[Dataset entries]
****************************************

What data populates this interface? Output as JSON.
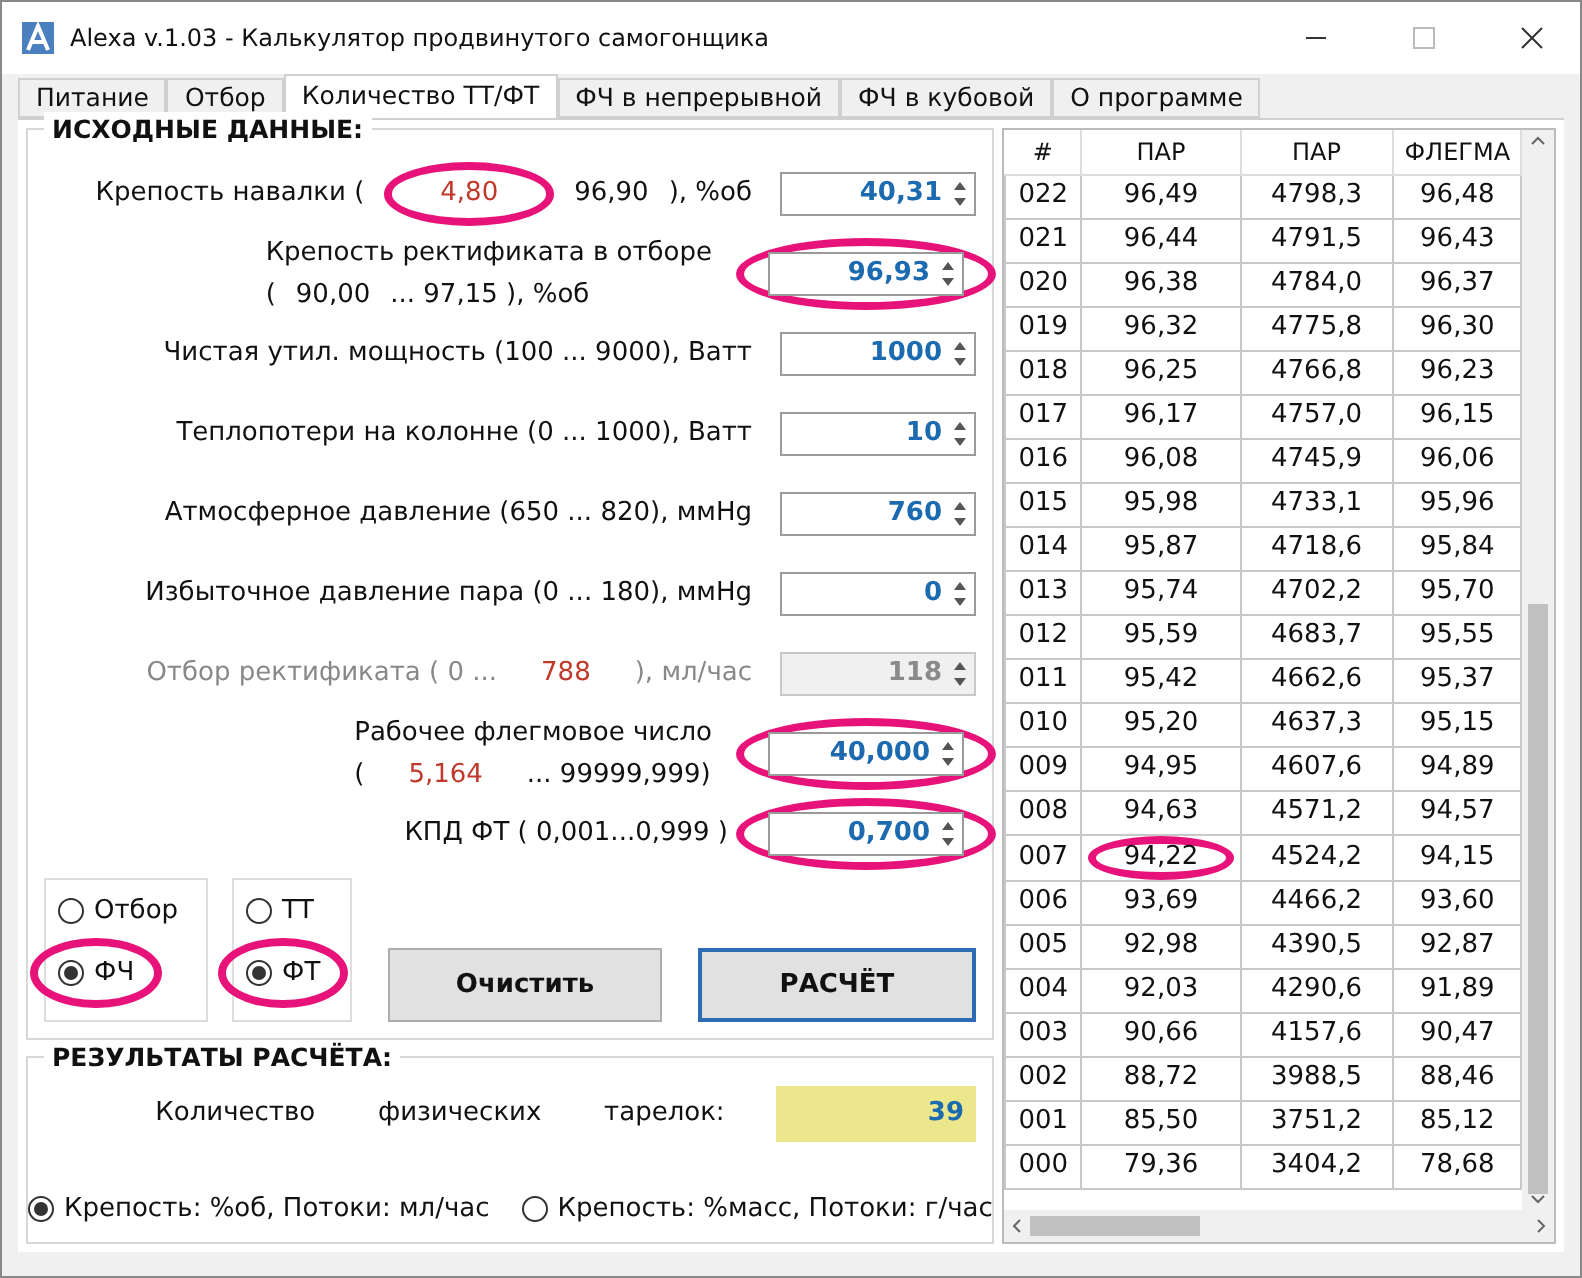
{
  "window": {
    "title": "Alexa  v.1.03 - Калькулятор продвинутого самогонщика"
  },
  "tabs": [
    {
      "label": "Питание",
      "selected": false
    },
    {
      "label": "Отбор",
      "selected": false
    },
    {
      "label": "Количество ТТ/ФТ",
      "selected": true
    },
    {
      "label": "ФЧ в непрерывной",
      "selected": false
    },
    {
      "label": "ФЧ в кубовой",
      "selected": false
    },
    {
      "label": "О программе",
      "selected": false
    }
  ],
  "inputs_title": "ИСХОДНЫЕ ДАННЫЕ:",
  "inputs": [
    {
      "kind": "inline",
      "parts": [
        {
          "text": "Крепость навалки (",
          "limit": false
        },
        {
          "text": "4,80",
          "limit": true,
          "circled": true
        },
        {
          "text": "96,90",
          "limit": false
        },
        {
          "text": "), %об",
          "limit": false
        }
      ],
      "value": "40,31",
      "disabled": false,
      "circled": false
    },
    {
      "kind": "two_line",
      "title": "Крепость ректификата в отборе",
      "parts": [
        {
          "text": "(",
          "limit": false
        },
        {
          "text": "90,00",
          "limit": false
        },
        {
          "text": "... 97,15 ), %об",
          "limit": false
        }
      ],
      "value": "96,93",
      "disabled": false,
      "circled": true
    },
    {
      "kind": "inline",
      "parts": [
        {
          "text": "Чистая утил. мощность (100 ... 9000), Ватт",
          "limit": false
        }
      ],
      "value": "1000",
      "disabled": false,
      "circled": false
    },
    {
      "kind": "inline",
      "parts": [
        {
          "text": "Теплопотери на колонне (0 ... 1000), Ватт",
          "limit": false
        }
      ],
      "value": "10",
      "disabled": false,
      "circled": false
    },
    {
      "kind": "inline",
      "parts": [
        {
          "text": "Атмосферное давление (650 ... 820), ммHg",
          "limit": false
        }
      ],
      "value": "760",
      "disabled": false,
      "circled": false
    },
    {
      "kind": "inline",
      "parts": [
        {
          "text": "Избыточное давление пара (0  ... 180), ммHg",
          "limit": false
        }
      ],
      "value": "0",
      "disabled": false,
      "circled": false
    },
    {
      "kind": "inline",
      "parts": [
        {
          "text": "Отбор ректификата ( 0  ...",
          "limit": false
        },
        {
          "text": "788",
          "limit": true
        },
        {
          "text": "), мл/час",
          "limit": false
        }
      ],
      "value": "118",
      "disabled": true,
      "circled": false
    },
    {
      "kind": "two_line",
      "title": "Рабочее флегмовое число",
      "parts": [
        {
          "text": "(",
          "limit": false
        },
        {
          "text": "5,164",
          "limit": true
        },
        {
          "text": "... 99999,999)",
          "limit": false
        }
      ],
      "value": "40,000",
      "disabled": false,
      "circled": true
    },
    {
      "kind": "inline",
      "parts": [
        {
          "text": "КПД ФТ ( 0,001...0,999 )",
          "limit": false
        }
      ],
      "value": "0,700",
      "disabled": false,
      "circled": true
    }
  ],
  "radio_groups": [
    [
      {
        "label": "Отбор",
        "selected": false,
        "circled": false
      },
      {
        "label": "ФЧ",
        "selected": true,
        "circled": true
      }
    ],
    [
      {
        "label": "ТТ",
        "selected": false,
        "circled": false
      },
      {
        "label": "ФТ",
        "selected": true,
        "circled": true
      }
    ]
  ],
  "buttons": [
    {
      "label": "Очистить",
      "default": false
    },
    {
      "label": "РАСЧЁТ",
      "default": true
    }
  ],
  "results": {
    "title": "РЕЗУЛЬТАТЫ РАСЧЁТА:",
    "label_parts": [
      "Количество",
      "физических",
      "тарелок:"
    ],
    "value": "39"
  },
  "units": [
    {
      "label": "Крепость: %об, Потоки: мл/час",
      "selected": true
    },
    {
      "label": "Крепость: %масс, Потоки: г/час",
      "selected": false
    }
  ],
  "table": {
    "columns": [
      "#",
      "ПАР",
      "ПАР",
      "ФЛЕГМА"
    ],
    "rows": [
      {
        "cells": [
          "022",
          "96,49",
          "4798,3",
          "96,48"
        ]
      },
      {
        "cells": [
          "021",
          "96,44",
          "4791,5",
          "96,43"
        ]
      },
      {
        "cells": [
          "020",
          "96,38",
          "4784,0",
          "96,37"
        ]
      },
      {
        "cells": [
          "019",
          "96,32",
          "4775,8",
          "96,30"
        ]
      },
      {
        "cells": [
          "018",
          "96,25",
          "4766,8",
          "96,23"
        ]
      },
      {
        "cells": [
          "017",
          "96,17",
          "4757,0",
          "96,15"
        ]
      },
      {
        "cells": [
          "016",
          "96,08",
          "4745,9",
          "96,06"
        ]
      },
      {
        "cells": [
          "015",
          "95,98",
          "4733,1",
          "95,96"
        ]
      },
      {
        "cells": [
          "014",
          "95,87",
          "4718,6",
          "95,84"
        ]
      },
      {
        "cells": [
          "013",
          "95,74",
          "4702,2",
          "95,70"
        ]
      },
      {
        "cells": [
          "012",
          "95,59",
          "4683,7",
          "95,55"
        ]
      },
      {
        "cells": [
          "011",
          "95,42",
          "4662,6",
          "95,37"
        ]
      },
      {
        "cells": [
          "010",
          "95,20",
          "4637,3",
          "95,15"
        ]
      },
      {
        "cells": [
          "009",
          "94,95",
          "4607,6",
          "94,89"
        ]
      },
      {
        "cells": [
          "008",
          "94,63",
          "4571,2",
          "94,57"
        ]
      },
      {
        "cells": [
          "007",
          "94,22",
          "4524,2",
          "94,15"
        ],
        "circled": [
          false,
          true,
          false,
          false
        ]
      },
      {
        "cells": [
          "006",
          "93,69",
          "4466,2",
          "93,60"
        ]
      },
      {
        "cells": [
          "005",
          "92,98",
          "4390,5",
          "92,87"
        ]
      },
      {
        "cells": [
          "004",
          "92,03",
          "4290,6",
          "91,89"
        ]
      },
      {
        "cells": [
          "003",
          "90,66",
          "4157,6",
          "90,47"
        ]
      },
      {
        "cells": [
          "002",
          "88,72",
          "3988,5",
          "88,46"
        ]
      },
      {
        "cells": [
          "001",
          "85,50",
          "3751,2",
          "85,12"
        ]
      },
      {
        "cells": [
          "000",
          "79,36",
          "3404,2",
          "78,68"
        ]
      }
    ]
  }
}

****************************************

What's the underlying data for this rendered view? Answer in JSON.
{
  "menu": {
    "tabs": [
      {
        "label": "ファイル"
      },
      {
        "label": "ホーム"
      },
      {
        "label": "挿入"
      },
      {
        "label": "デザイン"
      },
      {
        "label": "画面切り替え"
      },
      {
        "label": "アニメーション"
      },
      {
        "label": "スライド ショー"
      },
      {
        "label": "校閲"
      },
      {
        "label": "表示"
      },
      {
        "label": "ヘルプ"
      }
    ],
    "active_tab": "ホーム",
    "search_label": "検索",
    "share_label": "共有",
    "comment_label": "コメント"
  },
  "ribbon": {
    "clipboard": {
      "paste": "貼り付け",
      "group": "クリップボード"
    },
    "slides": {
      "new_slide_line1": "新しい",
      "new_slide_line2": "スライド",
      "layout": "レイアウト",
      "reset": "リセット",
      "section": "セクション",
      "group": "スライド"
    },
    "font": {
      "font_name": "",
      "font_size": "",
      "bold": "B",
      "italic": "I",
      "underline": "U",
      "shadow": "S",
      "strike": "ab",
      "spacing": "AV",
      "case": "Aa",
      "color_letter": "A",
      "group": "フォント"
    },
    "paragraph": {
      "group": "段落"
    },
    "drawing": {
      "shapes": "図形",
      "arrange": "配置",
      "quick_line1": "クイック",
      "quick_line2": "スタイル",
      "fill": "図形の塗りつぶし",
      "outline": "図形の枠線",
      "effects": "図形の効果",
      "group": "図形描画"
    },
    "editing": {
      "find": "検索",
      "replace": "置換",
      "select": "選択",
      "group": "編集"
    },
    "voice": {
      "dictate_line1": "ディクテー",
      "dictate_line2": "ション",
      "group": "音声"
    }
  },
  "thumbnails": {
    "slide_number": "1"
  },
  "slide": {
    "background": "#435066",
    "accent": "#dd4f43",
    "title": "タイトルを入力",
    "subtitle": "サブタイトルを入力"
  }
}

****************************************

§ Problem description: Look through the material above. Copy each line where the word "スライド" appears.

§ Complete output:
        "label": "スライド ショー"
      "new_slide_line2": "スライド",
      "group": "スライド"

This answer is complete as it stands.